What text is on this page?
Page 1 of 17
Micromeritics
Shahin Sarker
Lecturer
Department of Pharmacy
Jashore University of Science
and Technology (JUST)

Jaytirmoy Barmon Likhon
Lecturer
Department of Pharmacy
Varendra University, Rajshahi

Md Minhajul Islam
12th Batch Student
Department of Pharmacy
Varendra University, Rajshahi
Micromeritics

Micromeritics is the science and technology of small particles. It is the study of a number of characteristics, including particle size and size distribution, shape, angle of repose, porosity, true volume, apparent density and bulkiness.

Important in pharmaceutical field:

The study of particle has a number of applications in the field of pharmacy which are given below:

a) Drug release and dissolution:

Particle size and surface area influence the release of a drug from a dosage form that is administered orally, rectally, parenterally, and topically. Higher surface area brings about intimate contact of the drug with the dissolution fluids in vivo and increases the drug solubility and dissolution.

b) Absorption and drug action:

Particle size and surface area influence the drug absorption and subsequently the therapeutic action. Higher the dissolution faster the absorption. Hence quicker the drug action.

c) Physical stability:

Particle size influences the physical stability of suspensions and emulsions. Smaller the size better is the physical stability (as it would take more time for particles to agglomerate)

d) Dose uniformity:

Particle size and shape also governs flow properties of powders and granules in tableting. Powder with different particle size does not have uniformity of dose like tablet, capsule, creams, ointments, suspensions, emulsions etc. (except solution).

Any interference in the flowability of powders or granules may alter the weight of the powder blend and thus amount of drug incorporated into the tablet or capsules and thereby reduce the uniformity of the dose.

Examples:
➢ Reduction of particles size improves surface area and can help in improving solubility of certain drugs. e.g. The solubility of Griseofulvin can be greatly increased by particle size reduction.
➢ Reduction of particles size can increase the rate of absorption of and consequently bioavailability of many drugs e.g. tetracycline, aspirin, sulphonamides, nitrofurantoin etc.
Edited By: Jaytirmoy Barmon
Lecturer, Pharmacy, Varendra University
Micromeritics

..........

= Your goal =
Return each line of the records above exactly as it reads.

= Task answer =
What text is on this page?
Page 1 of 17
Micromeritics
Shahin Sarker
Lecturer
Department of Pharmacy
Jashore University of Science
and Technology (JUST)

Jaytirmoy Barmon Likhon
Lecturer
Department of Pharmacy
Varendra University, Rajshahi

Md Minhajul Islam
12th Batch Student
Department of Pharmacy
Varendra University, Rajshahi
Micromeritics

Micromeritics is the science and technology of small particles. It is the study of a number of characteristics, including particle size and size distribution, shape, angle of repose, porosity, true volume, apparent density and bulkiness.

Important in pharmaceutical field:

The study of particle has a number of applications in the field of pharmacy which are given below:

a) Drug release and dissolution:

Particle size and surface area influence the release of a drug from a dosage form that is administered orally, rectally, parenterally, and topically. Higher surface area brings about intimate contact of the drug with the dissolution fluids in vivo and increases the drug solubility and dissolution.

b) Absorption and drug action:

Particle size and surface area influence the drug absorption and subsequently the therapeutic action. Higher the dissolution faster the absorption. Hence quicker the drug action.

c) Physical stability:

Particle size influences the physical stability of suspensions and emulsions. Smaller the size better is the physical stability (as it would take more time for particles to agglomerate)

d) Dose uniformity:

Particle size and shape also governs flow properties of powders and granules in tableting. Powder with different particle size does not have uniformity of dose like tablet, capsule, creams, ointments, suspensions, emulsions etc. (except solution).

Any interference in the flowability of powders or granules may alter the weight of the powder blend and thus amount of drug incorporated into the tablet or capsules and thereby reduce the uniformity of the dose.

Examples:
➢ Reduction of particles size improves surface area and can help in improving solubility of certain drugs. e.g. The solubility of Griseofulvin can be greatly increased by particle size reduction.
➢ Reduction of particles size can increase the rate of absorption of and consequently bioavailability of many drugs e.g. tetracycline, aspirin, sulphonamides, nitrofurantoin etc.
Edited By: Jaytirmoy Barmon
Lecturer, Pharmacy, Varendra University
Micromeritics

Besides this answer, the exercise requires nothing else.